Dataset records:
========================

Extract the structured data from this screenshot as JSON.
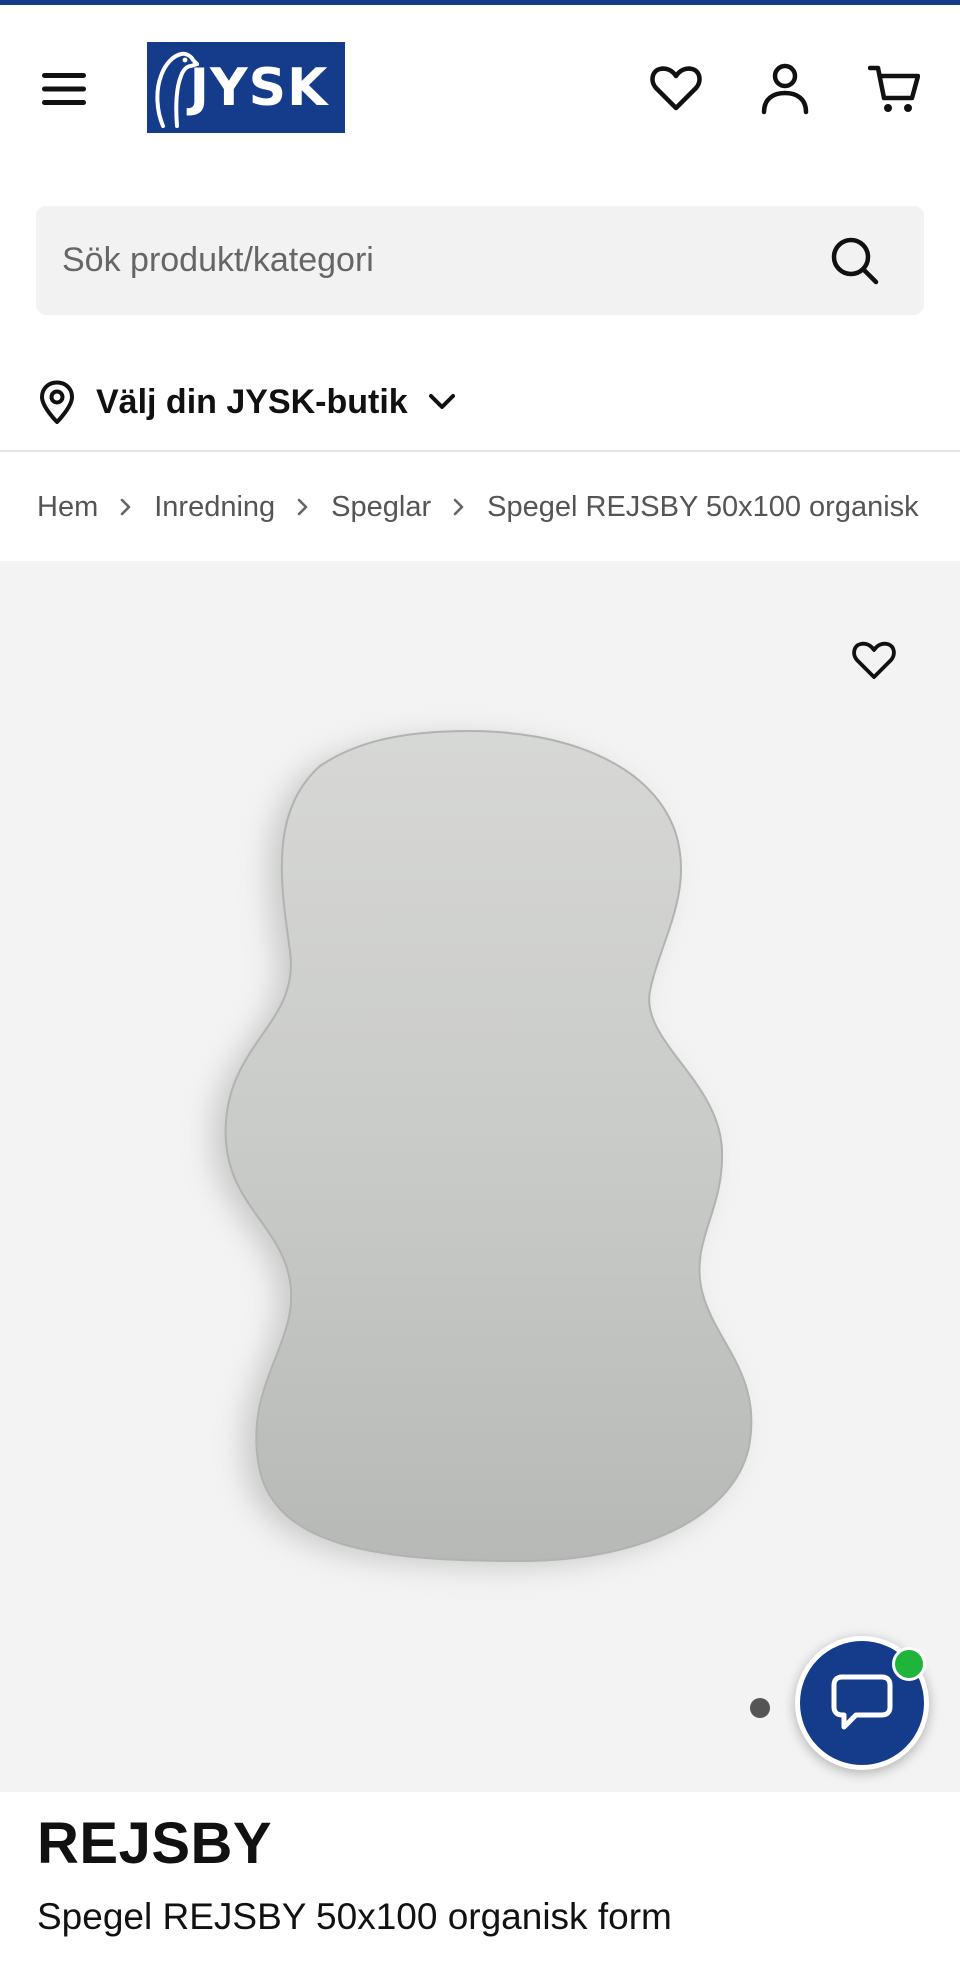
{
  "colors": {
    "brand": "#143c8a",
    "online": "#1fb43a",
    "background_gallery": "#f3f3f3"
  },
  "header": {
    "logo_text": "JYSK",
    "icons": [
      "menu-icon",
      "heart-icon",
      "user-icon",
      "cart-icon"
    ]
  },
  "search": {
    "placeholder": "Sök produkt/kategori",
    "icon": "search-icon"
  },
  "store": {
    "label": "Välj din JYSK-butik",
    "icon": "location-pin-icon"
  },
  "breadcrumb": {
    "items": [
      "Hem",
      "Inredning",
      "Speglar"
    ],
    "current": "Spegel REJSBY 50x100 organisk"
  },
  "gallery": {
    "image_count": 1,
    "active_index": 1
  },
  "product": {
    "brand": "REJSBY",
    "name": "Spegel REJSBY 50x100 organisk form"
  }
}
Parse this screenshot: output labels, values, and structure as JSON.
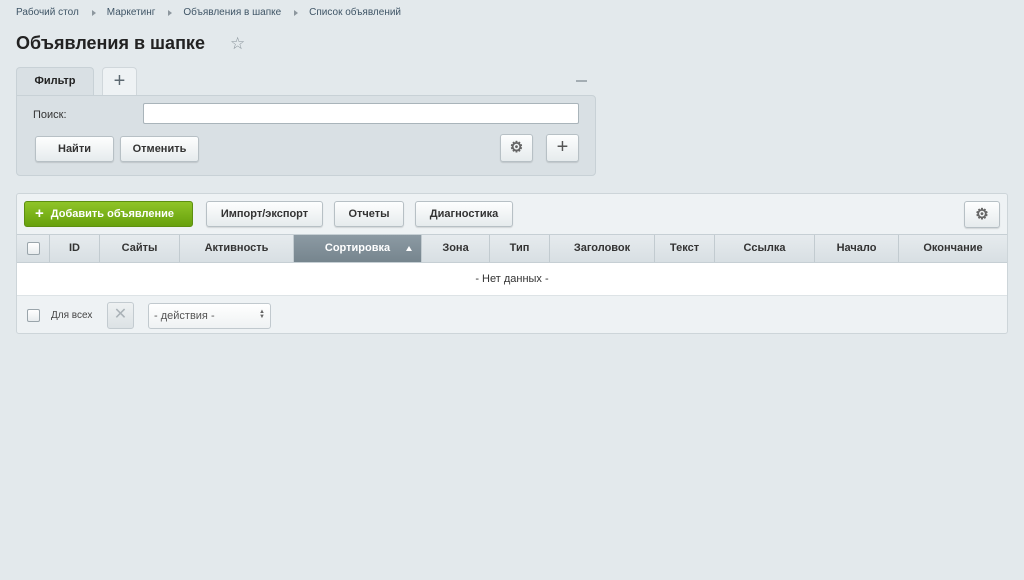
{
  "breadcrumb": [
    "Рабочий стол",
    "Маркетинг",
    "Объявления в шапке",
    "Список объявлений"
  ],
  "page_title": "Объявления в шапке",
  "filter": {
    "tab_label": "Фильтр",
    "add_tab_icon": "plus-icon",
    "search_label": "Поиск:",
    "search_value": "",
    "find_button": "Найти",
    "cancel_button": "Отменить"
  },
  "toolbar": {
    "add_button": "Добавить объявление",
    "import_export_button": "Импорт/экспорт",
    "reports_button": "Отчеты",
    "diagnostics_button": "Диагностика"
  },
  "table": {
    "columns": [
      "ID",
      "Сайты",
      "Активность",
      "Сортировка",
      "Зона",
      "Тип",
      "Заголовок",
      "Текст",
      "Ссылка",
      "Начало",
      "Окончание"
    ],
    "sorted_column": "Сортировка",
    "sort_direction": "asc",
    "empty_message": "- Нет данных -"
  },
  "footer": {
    "for_all_label": "Для всех",
    "actions_select": "- действия -"
  },
  "colors": {
    "accent_green": "#79b11a",
    "sorted_header": "#7f8d96",
    "background": "#e3e9ec"
  }
}
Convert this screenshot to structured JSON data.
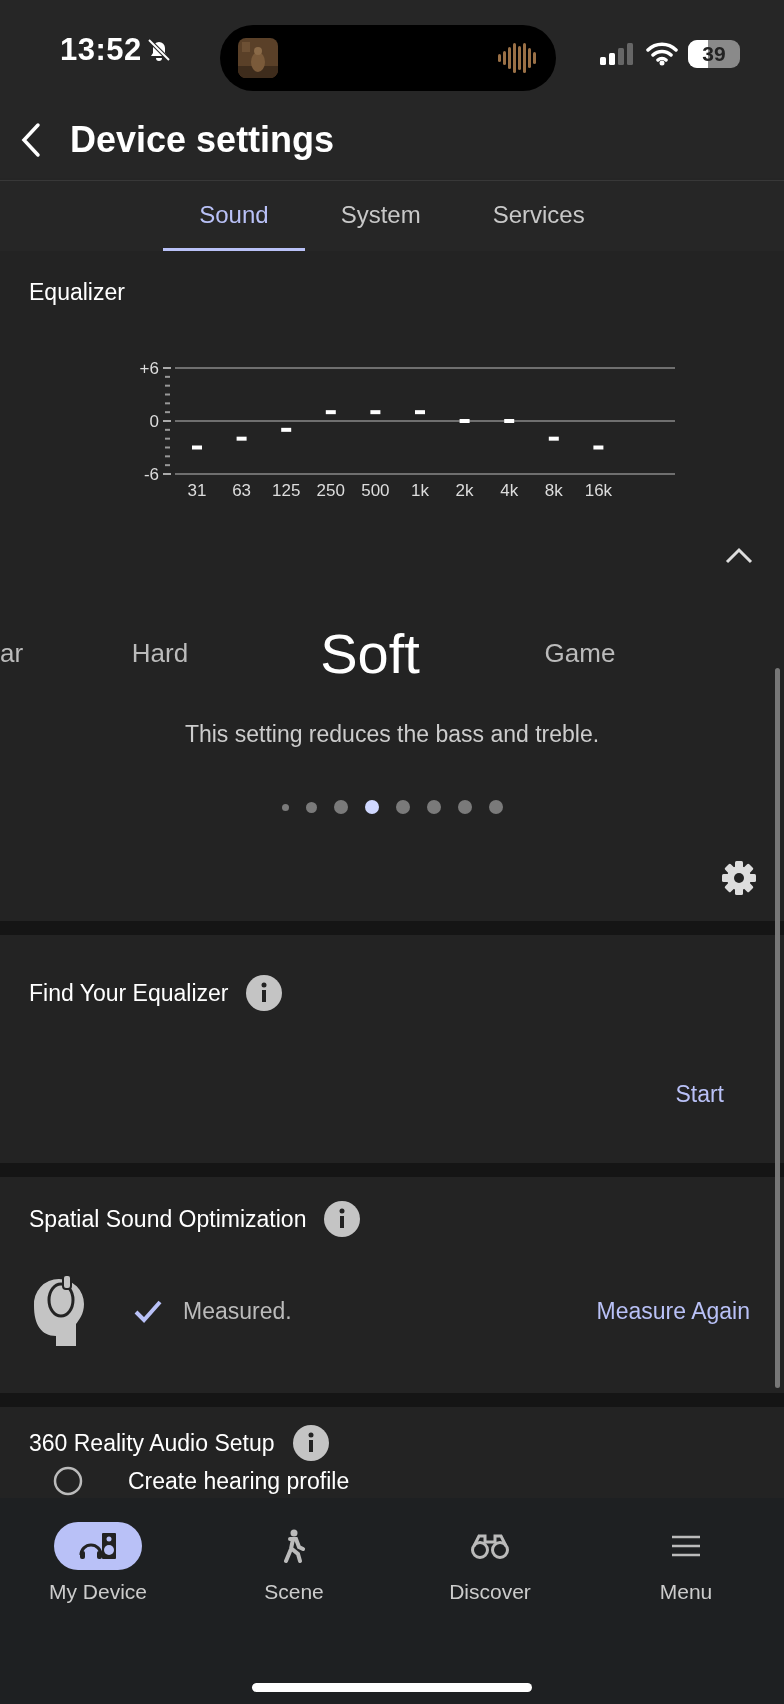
{
  "status_bar": {
    "time": "13:52",
    "battery": "39"
  },
  "header": {
    "title": "Device settings"
  },
  "tabs": [
    {
      "label": "Sound",
      "selected": true
    },
    {
      "label": "System",
      "selected": false
    },
    {
      "label": "Services",
      "selected": false
    }
  ],
  "equalizer": {
    "title": "Equalizer",
    "chart_data": {
      "type": "scatter",
      "categories": [
        "31",
        "63",
        "125",
        "250",
        "500",
        "1k",
        "2k",
        "4k",
        "8k",
        "16k"
      ],
      "values": [
        -3,
        -2,
        -1,
        1,
        1,
        1,
        0,
        0,
        -2,
        -3
      ],
      "ylim": [
        -6,
        6
      ],
      "yticks": [
        {
          "value": 6,
          "label": "+6"
        },
        0,
        -6
      ]
    },
    "presets": [
      {
        "label": "ar",
        "selected": false
      },
      {
        "label": "Hard",
        "selected": false
      },
      {
        "label": "Soft",
        "selected": true
      },
      {
        "label": "Game",
        "selected": false
      }
    ],
    "description": "This setting reduces the bass and treble.",
    "pages": [
      {
        "kind": "tiny",
        "selected": false
      },
      {
        "kind": "small",
        "selected": false
      },
      {
        "kind": "full",
        "selected": false
      },
      {
        "kind": "full",
        "selected": true
      },
      {
        "kind": "full",
        "selected": false
      },
      {
        "kind": "full",
        "selected": false
      },
      {
        "kind": "full",
        "selected": false
      },
      {
        "kind": "full",
        "selected": false
      }
    ]
  },
  "find_equalizer": {
    "title": "Find Your Equalizer",
    "action": "Start"
  },
  "spatial_sound": {
    "title": "Spatial Sound Optimization",
    "status": "Measured.",
    "measured": true,
    "action": "Measure Again"
  },
  "reality_audio": {
    "title": "360 Reality Audio Setup",
    "step": "Create hearing profile"
  },
  "bottom_nav": [
    {
      "label": "My Device",
      "selected": true
    },
    {
      "label": "Scene",
      "selected": false
    },
    {
      "label": "Discover",
      "selected": false
    },
    {
      "label": "Menu",
      "selected": false
    }
  ]
}
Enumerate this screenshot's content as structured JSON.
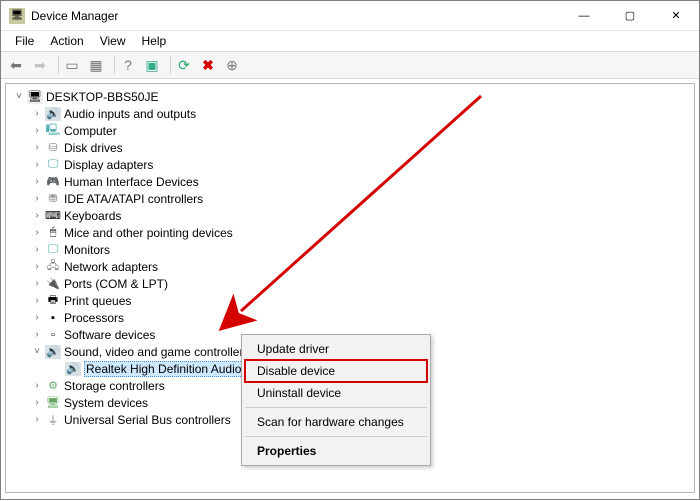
{
  "window": {
    "title": "Device Manager"
  },
  "menus": {
    "file": "File",
    "action": "Action",
    "view": "View",
    "help": "Help"
  },
  "root": "DESKTOP-BBS50JE",
  "selected_device": "Realtek High Definition Audio",
  "categories": {
    "audio_io": "Audio inputs and outputs",
    "computer": "Computer",
    "disk": "Disk drives",
    "display": "Display adapters",
    "hid": "Human Interface Devices",
    "ide": "IDE ATA/ATAPI controllers",
    "keyboards": "Keyboards",
    "mice": "Mice and other pointing devices",
    "monitors": "Monitors",
    "network": "Network adapters",
    "ports": "Ports (COM & LPT)",
    "printq": "Print queues",
    "processors": "Processors",
    "software": "Software devices",
    "sound": "Sound, video and game controllers",
    "storage": "Storage controllers",
    "system": "System devices",
    "usb": "Universal Serial Bus controllers"
  },
  "context_menu": {
    "update": "Update driver",
    "disable": "Disable device",
    "uninstall": "Uninstall device",
    "scan": "Scan for hardware changes",
    "properties": "Properties"
  },
  "accent_red": "#d40000",
  "highlighted_menu_item": "disable"
}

========================

#### Challenge
Word for word, quote the full listing, omitting every picture.

#### Answer for the task
Extract the structured data from this screenshot as JSON.
{
  "colors": {
    "brand": "#143c8a",
    "online": "#1fb43a",
    "background_gallery": "#f3f3f3"
  },
  "header": {
    "logo_text": "JYSK",
    "icons": [
      "menu-icon",
      "heart-icon",
      "user-icon",
      "cart-icon"
    ]
  },
  "search": {
    "placeholder": "Sök produkt/kategori",
    "icon": "search-icon"
  },
  "store": {
    "label": "Välj din JYSK-butik",
    "icon": "location-pin-icon"
  },
  "breadcrumb": {
    "items": [
      "Hem",
      "Inredning",
      "Speglar"
    ],
    "current": "Spegel REJSBY 50x100 organisk"
  },
  "gallery": {
    "image_count": 1,
    "active_index": 1
  },
  "product": {
    "brand": "REJSBY",
    "name": "Spegel REJSBY 50x100 organisk form"
  }
}
Parse this screenshot: output labels, values, and structure as JSON.
{
  "breadcrumb": [
    "Рабочий стол",
    "Маркетинг",
    "Объявления в шапке",
    "Список объявлений"
  ],
  "page_title": "Объявления в шапке",
  "filter": {
    "tab_label": "Фильтр",
    "add_tab_icon": "plus-icon",
    "search_label": "Поиск:",
    "search_value": "",
    "find_button": "Найти",
    "cancel_button": "Отменить"
  },
  "toolbar": {
    "add_button": "Добавить объявление",
    "import_export_button": "Импорт/экспорт",
    "reports_button": "Отчеты",
    "diagnostics_button": "Диагностика"
  },
  "table": {
    "columns": [
      "ID",
      "Сайты",
      "Активность",
      "Сортировка",
      "Зона",
      "Тип",
      "Заголовок",
      "Текст",
      "Ссылка",
      "Начало",
      "Окончание"
    ],
    "sorted_column": "Сортировка",
    "sort_direction": "asc",
    "empty_message": "- Нет данных -"
  },
  "footer": {
    "for_all_label": "Для всех",
    "actions_select": "- действия -"
  },
  "colors": {
    "accent_green": "#79b11a",
    "sorted_header": "#7f8d96",
    "background": "#e3e9ec"
  }
}
Convert this screenshot to structured JSON data.
{
  "status_bar": {
    "time": "13:52",
    "battery": "39"
  },
  "header": {
    "title": "Device settings"
  },
  "tabs": [
    {
      "label": "Sound",
      "selected": true
    },
    {
      "label": "System",
      "selected": false
    },
    {
      "label": "Services",
      "selected": false
    }
  ],
  "equalizer": {
    "title": "Equalizer",
    "chart_data": {
      "type": "scatter",
      "categories": [
        "31",
        "63",
        "125",
        "250",
        "500",
        "1k",
        "2k",
        "4k",
        "8k",
        "16k"
      ],
      "values": [
        -3,
        -2,
        -1,
        1,
        1,
        1,
        0,
        0,
        -2,
        -3
      ],
      "ylim": [
        -6,
        6
      ],
      "yticks": [
        {
          "value": 6,
          "label": "+6"
        },
        0,
        -6
      ]
    },
    "presets": [
      {
        "label": "ar",
        "selected": false
      },
      {
        "label": "Hard",
        "selected": false
      },
      {
        "label": "Soft",
        "selected": true
      },
      {
        "label": "Game",
        "selected": false
      }
    ],
    "description": "This setting reduces the bass and treble.",
    "pages": [
      {
        "kind": "tiny",
        "selected": false
      },
      {
        "kind": "small",
        "selected": false
      },
      {
        "kind": "full",
        "selected": false
      },
      {
        "kind": "full",
        "selected": true
      },
      {
        "kind": "full",
        "selected": false
      },
      {
        "kind": "full",
        "selected": false
      },
      {
        "kind": "full",
        "selected": false
      },
      {
        "kind": "full",
        "selected": false
      }
    ]
  },
  "find_equalizer": {
    "title": "Find Your Equalizer",
    "action": "Start"
  },
  "spatial_sound": {
    "title": "Spatial Sound Optimization",
    "status": "Measured.",
    "measured": true,
    "action": "Measure Again"
  },
  "reality_audio": {
    "title": "360 Reality Audio Setup",
    "step": "Create hearing profile"
  },
  "bottom_nav": [
    {
      "label": "My Device",
      "selected": true
    },
    {
      "label": "Scene",
      "selected": false
    },
    {
      "label": "Discover",
      "selected": false
    },
    {
      "label": "Menu",
      "selected": false
    }
  ]
}
Enumerate this screenshot's content as structured JSON.
{
  "window": {
    "title": "Device Manager"
  },
  "menus": {
    "file": "File",
    "action": "Action",
    "view": "View",
    "help": "Help"
  },
  "root": "DESKTOP-BBS50JE",
  "selected_device": "Realtek High Definition Audio",
  "categories": {
    "audio_io": "Audio inputs and outputs",
    "computer": "Computer",
    "disk": "Disk drives",
    "display": "Display adapters",
    "hid": "Human Interface Devices",
    "ide": "IDE ATA/ATAPI controllers",
    "keyboards": "Keyboards",
    "mice": "Mice and other pointing devices",
    "monitors": "Monitors",
    "network": "Network adapters",
    "ports": "Ports (COM & LPT)",
    "printq": "Print queues",
    "processors": "Processors",
    "software": "Software devices",
    "sound": "Sound, video and game controllers",
    "storage": "Storage controllers",
    "system": "System devices",
    "usb": "Universal Serial Bus controllers"
  },
  "context_menu": {
    "update": "Update driver",
    "disable": "Disable device",
    "uninstall": "Uninstall device",
    "scan": "Scan for hardware changes",
    "properties": "Properties"
  },
  "accent_red": "#d40000",
  "highlighted_menu_item": "disable"
}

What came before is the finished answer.